What you are asked to do: Take each line containing the word "deben" and copy it.
## begin Data for this exercise
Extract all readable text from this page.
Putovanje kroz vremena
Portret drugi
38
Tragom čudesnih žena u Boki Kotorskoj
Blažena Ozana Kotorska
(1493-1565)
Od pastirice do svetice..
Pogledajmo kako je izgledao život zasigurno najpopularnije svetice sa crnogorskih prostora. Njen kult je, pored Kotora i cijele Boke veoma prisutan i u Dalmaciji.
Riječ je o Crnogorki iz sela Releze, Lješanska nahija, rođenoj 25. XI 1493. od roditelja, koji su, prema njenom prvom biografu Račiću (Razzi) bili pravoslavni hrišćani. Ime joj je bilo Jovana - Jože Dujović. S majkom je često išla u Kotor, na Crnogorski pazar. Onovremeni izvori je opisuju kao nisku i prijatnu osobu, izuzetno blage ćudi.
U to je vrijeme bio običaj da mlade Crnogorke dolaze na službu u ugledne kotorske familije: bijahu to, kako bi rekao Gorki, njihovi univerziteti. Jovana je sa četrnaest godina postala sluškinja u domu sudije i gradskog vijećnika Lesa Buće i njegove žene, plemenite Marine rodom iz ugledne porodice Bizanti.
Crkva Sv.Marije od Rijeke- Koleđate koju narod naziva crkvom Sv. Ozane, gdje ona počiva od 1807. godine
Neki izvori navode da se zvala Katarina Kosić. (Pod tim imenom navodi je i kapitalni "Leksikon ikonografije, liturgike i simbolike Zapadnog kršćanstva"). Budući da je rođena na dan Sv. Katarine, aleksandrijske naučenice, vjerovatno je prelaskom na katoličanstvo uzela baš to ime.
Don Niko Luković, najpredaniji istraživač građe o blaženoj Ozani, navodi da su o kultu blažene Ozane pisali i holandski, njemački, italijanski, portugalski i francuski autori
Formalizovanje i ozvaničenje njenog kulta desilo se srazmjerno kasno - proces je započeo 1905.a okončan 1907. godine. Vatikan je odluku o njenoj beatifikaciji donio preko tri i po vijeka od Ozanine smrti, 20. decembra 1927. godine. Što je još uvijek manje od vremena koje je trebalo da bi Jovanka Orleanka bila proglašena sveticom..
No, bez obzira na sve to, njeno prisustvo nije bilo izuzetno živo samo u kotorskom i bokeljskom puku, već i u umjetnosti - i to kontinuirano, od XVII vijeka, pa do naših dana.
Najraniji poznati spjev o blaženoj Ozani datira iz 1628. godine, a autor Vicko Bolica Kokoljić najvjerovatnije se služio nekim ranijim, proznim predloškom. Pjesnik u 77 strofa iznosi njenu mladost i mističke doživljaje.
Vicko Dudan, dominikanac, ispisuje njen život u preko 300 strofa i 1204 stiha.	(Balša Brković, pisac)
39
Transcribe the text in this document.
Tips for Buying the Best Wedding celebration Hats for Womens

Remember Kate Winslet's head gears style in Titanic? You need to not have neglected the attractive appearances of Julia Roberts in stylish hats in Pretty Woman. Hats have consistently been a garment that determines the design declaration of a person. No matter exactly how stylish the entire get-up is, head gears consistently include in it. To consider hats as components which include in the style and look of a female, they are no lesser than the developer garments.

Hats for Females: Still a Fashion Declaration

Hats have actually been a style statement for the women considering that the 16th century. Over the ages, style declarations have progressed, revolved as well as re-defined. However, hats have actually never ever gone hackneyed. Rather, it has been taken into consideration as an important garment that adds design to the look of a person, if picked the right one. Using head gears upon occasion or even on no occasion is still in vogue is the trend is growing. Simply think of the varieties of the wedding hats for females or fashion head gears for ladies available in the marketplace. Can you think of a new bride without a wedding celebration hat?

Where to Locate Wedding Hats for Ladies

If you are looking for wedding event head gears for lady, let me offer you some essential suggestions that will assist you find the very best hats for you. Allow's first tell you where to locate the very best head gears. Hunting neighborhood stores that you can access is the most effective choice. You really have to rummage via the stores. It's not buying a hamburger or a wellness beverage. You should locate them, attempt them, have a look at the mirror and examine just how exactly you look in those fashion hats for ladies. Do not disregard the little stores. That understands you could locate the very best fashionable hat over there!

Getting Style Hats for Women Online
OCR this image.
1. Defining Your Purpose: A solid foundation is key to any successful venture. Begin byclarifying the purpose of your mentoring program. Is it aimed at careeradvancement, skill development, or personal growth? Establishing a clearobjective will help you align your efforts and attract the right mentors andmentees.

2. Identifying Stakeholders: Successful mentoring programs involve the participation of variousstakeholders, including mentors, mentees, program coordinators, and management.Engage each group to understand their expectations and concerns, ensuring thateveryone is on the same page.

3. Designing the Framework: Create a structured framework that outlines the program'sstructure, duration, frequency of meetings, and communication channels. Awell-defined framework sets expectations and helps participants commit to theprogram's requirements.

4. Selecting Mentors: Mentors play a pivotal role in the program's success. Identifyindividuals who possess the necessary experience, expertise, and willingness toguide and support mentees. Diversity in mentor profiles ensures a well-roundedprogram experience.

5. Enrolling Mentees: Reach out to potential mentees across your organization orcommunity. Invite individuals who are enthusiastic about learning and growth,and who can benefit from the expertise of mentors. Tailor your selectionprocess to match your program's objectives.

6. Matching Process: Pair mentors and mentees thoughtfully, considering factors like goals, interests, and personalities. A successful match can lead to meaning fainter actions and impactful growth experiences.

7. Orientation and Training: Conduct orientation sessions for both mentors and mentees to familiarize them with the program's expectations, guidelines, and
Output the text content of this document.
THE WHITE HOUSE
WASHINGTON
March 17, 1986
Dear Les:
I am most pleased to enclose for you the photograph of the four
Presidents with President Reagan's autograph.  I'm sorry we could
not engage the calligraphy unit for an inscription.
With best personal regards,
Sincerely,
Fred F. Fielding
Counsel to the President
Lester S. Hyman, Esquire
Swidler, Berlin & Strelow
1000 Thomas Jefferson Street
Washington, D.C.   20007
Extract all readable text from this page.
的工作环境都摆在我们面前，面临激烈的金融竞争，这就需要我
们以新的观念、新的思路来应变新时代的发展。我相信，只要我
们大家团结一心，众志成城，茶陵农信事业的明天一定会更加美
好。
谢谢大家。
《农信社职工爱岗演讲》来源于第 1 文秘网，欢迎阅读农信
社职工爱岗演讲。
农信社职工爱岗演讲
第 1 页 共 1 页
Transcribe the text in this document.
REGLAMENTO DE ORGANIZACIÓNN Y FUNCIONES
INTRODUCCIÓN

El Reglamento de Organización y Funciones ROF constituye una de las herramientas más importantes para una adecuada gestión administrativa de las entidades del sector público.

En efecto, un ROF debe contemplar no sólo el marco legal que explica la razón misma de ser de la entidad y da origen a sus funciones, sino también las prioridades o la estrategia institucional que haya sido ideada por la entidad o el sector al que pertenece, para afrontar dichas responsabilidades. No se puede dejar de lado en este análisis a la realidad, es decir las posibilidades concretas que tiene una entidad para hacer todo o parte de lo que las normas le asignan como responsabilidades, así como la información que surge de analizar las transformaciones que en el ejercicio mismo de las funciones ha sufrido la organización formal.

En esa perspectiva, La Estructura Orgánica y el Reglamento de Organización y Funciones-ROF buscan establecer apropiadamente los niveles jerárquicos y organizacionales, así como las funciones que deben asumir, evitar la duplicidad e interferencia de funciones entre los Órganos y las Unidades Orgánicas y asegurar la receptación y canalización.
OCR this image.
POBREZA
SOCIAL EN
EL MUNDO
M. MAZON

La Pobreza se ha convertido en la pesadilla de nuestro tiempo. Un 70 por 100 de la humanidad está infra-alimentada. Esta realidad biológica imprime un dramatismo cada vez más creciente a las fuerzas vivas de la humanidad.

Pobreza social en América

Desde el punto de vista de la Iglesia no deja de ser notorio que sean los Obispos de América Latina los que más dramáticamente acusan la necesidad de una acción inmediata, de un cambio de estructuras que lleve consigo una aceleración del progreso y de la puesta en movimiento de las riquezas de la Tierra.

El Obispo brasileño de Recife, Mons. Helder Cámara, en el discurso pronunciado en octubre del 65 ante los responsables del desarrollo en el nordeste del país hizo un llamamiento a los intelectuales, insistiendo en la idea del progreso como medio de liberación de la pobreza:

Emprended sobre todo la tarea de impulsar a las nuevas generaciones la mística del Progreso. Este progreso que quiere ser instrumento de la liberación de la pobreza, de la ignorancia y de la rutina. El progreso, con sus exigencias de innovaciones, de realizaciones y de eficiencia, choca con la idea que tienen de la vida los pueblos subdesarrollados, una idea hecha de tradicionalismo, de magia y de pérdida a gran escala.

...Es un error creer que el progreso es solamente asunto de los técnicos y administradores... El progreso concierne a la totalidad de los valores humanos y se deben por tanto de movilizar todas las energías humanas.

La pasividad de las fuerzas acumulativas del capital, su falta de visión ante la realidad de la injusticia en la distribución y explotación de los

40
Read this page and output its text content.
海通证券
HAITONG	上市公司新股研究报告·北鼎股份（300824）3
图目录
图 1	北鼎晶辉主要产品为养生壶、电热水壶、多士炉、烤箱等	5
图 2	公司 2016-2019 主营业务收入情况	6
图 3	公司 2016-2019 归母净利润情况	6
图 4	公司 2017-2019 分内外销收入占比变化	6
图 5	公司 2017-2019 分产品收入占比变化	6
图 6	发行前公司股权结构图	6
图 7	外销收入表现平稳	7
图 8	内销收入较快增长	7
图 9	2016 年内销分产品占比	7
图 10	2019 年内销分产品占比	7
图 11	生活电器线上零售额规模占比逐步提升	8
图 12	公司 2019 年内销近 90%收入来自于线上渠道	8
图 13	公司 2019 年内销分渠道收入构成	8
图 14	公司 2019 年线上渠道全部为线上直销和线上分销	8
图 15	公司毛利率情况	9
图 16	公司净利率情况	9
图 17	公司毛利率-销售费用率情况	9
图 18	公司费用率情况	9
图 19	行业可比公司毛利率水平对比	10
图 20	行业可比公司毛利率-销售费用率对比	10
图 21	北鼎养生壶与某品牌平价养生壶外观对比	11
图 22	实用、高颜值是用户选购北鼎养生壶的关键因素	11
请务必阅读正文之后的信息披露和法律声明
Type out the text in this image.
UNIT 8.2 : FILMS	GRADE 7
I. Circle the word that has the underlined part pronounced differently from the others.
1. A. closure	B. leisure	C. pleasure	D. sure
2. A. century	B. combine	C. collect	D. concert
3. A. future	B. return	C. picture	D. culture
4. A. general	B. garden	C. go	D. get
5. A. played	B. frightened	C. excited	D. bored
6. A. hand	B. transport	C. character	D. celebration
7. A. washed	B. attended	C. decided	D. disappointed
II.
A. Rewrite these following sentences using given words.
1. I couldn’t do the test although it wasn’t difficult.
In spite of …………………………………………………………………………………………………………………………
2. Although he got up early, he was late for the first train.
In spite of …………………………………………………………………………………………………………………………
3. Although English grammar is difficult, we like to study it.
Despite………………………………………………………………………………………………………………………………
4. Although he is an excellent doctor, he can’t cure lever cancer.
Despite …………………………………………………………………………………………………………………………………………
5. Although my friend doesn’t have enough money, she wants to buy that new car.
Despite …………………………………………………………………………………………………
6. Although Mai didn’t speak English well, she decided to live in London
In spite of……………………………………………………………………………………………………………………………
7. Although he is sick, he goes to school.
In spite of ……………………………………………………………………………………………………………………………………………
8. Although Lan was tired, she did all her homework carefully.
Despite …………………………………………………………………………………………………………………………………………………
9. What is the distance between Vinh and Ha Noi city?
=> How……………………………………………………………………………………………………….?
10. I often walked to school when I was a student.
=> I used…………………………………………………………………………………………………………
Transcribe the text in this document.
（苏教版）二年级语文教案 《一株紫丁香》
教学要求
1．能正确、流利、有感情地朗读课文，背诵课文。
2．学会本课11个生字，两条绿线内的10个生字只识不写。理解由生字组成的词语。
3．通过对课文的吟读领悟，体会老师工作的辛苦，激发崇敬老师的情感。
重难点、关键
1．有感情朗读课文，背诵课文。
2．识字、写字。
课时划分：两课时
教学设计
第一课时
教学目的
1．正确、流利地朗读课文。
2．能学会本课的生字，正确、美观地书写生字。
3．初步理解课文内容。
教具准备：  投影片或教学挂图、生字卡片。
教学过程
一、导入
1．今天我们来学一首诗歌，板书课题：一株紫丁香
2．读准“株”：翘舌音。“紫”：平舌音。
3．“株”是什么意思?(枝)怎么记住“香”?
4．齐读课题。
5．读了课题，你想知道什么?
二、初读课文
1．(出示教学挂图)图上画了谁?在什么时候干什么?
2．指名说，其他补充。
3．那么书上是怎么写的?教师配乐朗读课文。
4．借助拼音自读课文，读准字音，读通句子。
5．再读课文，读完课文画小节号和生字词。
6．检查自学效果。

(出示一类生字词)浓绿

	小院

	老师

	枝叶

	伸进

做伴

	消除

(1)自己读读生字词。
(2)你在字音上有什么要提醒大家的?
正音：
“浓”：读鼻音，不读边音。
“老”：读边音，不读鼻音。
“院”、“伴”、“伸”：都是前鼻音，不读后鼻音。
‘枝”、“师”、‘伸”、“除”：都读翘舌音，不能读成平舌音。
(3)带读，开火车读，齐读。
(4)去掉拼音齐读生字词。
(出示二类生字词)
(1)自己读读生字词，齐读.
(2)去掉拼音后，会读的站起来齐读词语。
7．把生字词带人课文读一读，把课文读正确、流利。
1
## end Data for this exercise
Result:
En esa perspectiva, La Estructura Orgánica y el Reglamento de Organización y Funciones-ROF buscan establecer apropiadamente los niveles jerárquicos y organizacionales, así como las funciones que deben asumir, evitar la duplicidad e interferencia de funciones entre los Órganos y las Unidades Orgánicas y asegurar la receptación y canalización.
...Es un error creer que el progreso es solamente asunto de los técnicos y administradores... El progreso concierne a la totalidad de los valores humanos y se deben por tanto de movilizar todas las energías humanas.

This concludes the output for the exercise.